**Data supplied:**
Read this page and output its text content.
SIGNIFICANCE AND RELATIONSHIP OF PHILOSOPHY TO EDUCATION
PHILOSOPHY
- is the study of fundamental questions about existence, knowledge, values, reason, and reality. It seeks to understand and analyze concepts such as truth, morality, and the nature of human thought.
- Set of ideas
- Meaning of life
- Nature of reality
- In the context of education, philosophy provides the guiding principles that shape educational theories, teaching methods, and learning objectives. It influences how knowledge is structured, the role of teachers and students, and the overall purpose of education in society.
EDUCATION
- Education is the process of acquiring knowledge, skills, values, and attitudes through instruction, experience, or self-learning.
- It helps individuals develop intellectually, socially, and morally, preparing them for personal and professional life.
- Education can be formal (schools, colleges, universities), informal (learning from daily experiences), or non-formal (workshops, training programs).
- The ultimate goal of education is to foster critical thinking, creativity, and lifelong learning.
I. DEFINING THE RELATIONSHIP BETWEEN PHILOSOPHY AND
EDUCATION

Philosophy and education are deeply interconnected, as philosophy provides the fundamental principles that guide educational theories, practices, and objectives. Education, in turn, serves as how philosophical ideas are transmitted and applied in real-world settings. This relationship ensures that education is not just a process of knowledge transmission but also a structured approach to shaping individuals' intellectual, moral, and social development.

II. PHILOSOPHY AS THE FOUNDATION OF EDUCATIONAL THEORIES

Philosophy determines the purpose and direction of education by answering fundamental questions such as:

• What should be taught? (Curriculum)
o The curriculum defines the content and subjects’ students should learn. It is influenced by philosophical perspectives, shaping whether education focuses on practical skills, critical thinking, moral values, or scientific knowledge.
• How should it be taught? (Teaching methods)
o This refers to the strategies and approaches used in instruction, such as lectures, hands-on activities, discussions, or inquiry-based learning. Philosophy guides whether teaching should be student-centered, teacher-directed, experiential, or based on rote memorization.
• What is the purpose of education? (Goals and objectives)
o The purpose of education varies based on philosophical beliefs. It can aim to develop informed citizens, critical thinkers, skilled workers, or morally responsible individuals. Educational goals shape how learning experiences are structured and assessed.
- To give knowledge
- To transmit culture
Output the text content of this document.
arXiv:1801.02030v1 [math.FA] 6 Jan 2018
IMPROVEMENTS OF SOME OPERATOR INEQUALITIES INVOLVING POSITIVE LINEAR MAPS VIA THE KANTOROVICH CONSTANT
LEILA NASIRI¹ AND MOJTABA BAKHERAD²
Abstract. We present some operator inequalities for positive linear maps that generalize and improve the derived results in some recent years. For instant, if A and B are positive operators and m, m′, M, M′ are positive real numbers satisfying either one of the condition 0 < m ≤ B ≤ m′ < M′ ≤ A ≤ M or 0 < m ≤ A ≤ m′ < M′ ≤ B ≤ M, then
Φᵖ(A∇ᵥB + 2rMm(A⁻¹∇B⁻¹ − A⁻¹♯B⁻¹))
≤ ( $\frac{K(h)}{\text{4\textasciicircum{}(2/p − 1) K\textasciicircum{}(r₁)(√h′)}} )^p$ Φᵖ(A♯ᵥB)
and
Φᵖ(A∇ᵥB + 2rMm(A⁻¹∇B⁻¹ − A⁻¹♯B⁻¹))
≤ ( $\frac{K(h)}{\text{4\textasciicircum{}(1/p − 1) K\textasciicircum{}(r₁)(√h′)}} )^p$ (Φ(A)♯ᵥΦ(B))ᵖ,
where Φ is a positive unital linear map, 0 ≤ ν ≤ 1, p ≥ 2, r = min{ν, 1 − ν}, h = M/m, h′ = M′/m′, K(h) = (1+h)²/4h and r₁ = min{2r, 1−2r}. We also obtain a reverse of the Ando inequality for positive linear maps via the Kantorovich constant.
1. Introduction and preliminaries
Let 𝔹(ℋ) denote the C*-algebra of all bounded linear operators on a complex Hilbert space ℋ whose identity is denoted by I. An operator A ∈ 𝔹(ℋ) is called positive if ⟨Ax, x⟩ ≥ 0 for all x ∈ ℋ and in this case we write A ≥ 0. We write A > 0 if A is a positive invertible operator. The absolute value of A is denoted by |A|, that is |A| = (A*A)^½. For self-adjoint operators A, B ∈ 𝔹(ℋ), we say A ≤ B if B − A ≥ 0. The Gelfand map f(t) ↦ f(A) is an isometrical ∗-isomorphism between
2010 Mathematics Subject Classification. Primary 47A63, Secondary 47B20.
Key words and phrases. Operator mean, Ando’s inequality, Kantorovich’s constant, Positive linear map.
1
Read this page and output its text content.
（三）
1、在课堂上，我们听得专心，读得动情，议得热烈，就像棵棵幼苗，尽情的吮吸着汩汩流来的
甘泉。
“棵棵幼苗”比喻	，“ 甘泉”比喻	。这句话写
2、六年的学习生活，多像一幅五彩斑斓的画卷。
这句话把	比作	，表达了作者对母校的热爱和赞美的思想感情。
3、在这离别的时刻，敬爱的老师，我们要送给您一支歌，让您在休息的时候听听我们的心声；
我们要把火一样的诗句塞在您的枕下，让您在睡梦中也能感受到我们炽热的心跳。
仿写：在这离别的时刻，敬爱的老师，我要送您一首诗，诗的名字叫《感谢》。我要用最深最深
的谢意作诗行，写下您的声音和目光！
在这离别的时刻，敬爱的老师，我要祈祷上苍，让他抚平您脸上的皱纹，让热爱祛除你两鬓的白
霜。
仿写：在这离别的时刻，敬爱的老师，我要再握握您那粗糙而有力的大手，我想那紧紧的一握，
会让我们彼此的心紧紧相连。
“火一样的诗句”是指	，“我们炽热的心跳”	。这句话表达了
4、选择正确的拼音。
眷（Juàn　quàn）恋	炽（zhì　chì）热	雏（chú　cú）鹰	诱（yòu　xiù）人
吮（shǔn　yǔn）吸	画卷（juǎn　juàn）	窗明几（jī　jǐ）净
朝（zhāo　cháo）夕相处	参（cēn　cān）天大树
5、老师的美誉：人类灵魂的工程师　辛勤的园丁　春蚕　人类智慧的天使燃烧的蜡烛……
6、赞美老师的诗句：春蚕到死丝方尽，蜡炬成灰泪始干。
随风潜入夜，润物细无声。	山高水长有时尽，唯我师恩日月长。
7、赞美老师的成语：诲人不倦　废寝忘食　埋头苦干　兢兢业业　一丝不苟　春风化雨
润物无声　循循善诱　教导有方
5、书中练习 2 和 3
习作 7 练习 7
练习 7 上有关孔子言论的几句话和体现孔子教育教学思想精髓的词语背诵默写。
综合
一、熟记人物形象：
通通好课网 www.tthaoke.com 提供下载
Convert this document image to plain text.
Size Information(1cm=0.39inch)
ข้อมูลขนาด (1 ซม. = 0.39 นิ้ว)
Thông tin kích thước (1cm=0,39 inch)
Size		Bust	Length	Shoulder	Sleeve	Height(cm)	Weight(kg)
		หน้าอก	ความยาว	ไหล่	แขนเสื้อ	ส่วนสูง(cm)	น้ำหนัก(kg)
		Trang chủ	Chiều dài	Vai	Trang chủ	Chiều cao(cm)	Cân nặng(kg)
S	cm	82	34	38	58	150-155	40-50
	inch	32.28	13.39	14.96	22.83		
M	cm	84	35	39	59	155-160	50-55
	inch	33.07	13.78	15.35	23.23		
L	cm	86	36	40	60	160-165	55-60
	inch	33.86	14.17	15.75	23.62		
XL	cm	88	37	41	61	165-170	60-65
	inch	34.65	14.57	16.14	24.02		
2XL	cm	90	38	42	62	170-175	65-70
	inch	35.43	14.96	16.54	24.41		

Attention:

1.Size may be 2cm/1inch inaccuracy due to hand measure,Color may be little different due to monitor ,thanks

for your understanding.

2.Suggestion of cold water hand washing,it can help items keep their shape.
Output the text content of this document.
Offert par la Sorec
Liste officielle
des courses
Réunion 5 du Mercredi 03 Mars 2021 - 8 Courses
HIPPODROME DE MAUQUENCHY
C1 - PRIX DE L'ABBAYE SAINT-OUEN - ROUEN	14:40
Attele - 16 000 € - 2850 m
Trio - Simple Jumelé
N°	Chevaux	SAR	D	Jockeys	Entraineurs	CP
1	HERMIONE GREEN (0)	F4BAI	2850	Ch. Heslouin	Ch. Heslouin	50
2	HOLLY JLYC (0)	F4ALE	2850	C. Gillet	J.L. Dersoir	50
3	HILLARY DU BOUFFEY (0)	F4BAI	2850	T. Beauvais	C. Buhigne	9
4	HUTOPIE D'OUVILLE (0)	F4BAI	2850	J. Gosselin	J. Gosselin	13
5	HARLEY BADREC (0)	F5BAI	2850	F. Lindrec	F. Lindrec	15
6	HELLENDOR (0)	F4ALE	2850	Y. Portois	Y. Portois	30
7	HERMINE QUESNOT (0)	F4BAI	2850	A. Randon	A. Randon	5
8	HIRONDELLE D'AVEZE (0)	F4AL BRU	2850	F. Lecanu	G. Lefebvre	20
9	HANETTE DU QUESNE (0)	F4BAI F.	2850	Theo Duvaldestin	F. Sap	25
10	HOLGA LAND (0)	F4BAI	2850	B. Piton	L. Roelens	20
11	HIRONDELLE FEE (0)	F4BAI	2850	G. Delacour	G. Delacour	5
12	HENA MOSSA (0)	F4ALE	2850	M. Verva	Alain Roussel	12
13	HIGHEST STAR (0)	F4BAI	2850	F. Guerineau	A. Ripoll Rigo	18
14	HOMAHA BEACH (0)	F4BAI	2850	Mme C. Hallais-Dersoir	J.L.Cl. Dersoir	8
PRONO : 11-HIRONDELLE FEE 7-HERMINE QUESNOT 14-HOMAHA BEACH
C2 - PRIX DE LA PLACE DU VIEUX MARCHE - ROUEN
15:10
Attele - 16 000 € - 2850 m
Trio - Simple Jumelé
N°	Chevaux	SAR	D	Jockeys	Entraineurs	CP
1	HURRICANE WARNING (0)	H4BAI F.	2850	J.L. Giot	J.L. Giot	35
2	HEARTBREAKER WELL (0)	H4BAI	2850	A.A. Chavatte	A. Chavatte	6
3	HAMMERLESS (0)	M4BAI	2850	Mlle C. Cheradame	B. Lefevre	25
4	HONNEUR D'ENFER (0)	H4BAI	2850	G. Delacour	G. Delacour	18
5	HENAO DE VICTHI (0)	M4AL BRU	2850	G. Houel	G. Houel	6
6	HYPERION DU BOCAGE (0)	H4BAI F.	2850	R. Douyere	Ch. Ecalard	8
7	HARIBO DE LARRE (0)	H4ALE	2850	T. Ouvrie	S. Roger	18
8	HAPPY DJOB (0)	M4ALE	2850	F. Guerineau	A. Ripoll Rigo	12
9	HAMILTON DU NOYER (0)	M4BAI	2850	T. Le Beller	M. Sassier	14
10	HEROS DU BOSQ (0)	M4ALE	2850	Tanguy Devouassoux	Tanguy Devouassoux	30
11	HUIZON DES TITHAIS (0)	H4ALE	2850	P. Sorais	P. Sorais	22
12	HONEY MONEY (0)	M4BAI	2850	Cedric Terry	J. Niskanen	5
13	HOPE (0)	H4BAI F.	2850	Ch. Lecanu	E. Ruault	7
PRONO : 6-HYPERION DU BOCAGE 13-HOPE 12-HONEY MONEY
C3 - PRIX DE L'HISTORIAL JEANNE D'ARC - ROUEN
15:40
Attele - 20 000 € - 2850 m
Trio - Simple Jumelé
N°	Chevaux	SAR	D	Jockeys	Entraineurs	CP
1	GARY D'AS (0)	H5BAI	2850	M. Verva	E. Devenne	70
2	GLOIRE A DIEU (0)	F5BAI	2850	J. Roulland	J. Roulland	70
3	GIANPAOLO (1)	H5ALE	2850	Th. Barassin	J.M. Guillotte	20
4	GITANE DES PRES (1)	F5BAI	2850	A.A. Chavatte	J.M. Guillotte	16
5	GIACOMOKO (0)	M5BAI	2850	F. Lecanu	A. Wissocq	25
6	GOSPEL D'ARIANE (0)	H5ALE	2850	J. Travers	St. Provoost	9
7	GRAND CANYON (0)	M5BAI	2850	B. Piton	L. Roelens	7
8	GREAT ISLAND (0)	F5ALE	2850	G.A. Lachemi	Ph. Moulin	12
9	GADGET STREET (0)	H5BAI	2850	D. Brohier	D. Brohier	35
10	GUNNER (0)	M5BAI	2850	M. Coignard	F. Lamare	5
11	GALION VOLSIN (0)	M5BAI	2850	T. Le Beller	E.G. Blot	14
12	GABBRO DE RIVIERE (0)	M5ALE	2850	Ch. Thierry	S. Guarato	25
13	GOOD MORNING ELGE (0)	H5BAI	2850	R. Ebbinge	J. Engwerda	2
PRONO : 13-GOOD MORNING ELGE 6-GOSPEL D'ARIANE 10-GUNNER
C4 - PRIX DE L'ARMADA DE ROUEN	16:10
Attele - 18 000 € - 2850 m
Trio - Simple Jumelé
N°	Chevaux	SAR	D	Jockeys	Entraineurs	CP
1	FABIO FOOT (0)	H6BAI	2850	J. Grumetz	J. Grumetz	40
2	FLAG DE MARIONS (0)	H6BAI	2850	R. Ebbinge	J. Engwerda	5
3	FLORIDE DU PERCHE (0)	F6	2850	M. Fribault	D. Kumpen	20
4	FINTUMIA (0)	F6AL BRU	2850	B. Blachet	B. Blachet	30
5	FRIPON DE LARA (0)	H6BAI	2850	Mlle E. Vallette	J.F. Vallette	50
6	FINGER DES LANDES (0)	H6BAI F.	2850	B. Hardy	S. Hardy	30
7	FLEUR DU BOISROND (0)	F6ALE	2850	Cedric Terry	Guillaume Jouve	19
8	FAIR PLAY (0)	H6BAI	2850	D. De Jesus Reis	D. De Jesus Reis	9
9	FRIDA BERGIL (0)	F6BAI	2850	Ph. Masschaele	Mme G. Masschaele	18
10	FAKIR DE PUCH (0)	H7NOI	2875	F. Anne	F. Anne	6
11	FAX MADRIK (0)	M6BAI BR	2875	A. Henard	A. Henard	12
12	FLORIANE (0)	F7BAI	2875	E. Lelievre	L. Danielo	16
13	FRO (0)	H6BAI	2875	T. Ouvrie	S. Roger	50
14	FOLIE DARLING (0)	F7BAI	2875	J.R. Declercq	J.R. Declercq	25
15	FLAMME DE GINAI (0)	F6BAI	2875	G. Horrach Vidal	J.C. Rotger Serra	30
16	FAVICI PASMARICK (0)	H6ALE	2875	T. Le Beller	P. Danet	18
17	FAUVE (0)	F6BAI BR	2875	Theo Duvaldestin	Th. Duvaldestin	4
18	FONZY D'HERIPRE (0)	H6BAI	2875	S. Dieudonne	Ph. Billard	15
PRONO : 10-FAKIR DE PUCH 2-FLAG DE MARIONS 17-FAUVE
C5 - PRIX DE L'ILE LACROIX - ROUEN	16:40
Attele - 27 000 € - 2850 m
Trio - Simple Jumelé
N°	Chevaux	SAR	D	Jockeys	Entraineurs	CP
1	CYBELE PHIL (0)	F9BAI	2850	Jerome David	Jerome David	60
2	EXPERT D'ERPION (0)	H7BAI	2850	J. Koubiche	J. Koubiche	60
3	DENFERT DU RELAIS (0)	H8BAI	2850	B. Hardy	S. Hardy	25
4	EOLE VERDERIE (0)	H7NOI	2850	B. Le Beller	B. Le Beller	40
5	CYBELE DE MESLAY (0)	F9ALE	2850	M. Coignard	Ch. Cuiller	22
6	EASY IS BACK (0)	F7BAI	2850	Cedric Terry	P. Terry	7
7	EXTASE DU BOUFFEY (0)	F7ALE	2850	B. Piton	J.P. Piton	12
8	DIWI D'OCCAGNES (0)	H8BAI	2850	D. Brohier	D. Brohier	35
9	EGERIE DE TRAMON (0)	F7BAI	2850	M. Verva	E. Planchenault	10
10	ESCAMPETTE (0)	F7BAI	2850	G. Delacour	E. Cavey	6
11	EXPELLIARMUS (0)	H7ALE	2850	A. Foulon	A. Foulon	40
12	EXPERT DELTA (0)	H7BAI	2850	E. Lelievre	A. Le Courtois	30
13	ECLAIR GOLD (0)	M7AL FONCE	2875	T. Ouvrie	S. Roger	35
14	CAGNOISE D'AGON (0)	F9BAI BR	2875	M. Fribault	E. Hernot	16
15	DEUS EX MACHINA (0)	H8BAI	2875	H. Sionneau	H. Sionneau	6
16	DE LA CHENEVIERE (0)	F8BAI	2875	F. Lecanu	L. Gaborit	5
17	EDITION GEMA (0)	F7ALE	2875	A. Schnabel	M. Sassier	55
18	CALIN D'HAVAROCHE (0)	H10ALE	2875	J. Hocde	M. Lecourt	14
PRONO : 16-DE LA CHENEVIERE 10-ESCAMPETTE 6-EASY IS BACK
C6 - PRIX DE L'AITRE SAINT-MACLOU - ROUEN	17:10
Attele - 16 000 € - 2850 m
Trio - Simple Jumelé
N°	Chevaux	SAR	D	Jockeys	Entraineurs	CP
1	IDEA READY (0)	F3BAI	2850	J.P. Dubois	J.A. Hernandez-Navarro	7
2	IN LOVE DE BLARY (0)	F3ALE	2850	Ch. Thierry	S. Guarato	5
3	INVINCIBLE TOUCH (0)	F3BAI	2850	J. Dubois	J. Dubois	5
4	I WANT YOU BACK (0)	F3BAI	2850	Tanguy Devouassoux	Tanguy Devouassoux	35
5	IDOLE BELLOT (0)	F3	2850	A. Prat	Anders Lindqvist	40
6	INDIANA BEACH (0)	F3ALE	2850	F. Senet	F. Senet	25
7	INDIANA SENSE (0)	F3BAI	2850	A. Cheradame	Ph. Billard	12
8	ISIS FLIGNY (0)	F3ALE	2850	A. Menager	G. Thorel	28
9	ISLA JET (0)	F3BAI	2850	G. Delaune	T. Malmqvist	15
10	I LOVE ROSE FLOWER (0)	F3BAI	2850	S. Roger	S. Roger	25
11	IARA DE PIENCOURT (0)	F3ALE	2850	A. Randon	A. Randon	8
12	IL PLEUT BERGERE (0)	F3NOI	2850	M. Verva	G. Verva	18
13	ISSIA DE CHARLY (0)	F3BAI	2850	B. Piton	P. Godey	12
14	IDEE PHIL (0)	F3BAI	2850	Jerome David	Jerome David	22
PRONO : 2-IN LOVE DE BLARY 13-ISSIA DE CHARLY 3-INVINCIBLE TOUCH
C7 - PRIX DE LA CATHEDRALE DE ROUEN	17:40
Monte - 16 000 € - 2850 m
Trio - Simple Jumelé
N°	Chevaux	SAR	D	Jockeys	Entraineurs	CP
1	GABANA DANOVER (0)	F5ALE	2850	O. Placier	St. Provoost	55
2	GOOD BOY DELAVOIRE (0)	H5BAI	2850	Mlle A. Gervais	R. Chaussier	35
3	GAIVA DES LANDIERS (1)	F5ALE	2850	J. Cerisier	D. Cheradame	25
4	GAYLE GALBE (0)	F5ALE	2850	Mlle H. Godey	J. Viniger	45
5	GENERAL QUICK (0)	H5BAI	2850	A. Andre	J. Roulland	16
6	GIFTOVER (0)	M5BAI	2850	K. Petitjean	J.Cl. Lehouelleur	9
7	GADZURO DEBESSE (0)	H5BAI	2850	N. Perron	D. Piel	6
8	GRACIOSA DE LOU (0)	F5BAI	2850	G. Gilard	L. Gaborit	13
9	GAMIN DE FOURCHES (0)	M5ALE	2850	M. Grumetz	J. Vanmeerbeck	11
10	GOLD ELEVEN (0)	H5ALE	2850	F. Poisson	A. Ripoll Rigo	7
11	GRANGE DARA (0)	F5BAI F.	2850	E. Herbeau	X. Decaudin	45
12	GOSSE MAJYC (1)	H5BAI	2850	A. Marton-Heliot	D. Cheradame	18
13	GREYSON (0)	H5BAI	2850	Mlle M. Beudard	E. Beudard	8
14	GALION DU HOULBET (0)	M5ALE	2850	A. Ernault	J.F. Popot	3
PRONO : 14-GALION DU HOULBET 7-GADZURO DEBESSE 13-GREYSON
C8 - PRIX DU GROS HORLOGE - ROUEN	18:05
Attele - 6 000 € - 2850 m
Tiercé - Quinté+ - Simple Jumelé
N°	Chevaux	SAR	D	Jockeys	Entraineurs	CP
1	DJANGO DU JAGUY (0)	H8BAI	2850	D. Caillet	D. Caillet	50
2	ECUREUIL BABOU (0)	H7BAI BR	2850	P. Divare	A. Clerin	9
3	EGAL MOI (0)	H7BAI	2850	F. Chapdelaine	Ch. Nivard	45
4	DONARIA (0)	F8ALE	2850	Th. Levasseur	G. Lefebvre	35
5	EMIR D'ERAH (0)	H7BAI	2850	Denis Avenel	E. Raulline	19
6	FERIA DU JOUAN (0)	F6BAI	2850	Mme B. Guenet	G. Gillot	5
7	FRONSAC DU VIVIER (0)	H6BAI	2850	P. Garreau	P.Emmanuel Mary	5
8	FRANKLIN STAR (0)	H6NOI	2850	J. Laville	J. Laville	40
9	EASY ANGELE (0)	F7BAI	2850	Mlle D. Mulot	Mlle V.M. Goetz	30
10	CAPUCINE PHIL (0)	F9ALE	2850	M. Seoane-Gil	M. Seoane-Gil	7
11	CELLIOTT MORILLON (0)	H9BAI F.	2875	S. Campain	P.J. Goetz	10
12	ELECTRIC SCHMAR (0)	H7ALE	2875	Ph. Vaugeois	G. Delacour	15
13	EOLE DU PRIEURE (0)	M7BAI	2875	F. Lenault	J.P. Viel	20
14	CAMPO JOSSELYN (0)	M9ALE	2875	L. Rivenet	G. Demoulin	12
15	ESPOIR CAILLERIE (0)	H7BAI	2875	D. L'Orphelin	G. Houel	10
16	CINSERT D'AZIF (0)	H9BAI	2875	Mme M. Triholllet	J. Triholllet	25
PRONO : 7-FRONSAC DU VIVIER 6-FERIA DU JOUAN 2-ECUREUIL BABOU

**Your instructions:** Report the number of lines in the listing that include the string "questions"; give nothing but the number.

**Exercise answer:** 2